Given problem =
Using the entries that follow, state how many lines contain the word "FFFFFF". The response is that number and nothing more.

Dataset excerpts =
## Begin
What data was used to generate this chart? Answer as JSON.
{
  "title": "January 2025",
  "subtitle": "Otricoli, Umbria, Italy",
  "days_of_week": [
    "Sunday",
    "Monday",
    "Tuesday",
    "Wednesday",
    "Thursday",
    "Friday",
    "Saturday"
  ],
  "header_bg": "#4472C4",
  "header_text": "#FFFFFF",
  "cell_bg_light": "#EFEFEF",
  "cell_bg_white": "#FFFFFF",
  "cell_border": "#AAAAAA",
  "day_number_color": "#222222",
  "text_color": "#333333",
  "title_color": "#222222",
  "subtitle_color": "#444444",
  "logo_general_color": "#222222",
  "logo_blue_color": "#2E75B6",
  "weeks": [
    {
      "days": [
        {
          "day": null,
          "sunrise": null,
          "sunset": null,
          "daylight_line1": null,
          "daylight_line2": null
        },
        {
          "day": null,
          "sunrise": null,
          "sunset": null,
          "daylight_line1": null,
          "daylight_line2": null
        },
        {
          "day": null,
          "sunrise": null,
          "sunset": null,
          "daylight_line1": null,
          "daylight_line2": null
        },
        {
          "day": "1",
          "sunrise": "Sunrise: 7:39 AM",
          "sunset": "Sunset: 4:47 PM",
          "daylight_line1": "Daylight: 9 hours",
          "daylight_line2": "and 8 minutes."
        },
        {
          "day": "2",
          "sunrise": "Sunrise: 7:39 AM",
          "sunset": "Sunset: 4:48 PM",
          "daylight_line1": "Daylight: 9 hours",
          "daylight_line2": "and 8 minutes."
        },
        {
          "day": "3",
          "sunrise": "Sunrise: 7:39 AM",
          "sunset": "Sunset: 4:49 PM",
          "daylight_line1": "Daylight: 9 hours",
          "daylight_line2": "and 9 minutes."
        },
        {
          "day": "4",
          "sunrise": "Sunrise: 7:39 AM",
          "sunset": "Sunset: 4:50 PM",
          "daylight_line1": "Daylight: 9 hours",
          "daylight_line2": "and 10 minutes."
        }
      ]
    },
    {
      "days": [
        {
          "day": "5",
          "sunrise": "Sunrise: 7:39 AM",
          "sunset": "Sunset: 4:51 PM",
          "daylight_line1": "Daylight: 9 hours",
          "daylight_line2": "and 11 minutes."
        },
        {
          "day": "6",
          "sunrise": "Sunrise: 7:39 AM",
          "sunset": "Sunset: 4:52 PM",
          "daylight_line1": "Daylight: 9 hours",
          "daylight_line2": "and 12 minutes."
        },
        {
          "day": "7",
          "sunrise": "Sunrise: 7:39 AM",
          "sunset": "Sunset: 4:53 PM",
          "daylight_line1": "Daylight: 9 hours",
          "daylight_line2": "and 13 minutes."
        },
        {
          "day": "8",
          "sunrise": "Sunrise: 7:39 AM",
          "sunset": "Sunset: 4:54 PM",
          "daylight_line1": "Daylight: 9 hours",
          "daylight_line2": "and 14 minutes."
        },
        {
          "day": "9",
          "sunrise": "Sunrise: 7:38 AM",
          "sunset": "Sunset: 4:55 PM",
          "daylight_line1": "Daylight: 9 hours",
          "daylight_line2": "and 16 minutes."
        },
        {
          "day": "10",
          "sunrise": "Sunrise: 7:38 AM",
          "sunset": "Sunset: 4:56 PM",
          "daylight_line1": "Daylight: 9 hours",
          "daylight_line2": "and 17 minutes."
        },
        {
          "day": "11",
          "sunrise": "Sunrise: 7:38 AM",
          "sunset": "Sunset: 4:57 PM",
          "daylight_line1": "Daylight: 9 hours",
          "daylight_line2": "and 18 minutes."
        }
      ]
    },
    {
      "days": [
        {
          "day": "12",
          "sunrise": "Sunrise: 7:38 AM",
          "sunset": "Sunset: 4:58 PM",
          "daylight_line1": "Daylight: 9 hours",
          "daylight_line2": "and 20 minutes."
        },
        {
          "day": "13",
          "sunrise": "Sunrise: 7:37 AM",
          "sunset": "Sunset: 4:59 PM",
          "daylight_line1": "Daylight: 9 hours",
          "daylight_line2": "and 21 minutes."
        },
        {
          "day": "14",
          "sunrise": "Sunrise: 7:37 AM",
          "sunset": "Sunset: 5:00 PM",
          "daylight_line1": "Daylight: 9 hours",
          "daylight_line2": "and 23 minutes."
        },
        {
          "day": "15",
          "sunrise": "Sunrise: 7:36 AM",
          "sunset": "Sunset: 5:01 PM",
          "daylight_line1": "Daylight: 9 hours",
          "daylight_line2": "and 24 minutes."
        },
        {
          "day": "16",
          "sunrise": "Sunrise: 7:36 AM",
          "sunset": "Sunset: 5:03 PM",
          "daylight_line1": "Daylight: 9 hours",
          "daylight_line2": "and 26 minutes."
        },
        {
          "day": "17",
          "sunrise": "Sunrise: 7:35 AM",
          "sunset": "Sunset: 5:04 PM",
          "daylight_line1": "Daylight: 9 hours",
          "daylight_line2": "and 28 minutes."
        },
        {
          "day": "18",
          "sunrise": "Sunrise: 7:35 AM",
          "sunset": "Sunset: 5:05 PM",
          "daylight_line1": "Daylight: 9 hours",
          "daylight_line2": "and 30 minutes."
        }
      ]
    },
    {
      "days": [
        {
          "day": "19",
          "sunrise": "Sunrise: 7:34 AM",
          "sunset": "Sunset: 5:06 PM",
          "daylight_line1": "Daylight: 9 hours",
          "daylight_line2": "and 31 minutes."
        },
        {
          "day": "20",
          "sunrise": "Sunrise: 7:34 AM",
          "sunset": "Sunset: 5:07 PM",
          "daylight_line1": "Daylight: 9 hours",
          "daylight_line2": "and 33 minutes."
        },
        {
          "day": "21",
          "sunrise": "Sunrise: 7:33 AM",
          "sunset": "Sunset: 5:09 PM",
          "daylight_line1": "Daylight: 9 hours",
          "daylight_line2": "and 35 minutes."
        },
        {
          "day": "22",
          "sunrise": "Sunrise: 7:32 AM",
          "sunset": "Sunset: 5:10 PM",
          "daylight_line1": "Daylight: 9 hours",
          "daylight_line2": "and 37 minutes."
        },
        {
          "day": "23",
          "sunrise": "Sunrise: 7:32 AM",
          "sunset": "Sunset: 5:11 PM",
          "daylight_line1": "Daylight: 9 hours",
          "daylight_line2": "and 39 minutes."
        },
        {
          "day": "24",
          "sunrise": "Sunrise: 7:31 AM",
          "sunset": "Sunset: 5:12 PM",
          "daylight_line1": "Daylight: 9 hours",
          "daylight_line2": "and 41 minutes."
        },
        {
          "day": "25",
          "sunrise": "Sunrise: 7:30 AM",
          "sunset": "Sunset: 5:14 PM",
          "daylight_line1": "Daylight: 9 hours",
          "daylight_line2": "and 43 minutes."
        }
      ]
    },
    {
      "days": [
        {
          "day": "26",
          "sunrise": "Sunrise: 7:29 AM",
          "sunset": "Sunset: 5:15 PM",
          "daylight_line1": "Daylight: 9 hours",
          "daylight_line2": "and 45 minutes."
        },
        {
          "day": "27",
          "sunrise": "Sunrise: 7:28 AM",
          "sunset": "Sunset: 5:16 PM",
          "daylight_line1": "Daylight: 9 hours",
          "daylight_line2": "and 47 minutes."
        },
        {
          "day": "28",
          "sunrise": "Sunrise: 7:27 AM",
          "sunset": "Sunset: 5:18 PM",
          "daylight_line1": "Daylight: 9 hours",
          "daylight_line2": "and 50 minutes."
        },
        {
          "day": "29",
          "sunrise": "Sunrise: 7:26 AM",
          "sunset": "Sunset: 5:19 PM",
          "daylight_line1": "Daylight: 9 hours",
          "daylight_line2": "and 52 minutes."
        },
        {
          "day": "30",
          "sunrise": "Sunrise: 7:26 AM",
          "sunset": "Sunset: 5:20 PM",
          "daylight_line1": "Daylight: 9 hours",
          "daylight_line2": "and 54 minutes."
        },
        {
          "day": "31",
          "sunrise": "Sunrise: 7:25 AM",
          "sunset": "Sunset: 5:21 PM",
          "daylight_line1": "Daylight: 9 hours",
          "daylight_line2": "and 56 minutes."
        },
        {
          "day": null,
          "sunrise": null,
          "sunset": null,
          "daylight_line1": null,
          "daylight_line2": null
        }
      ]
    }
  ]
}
## End
Solved exercise =
2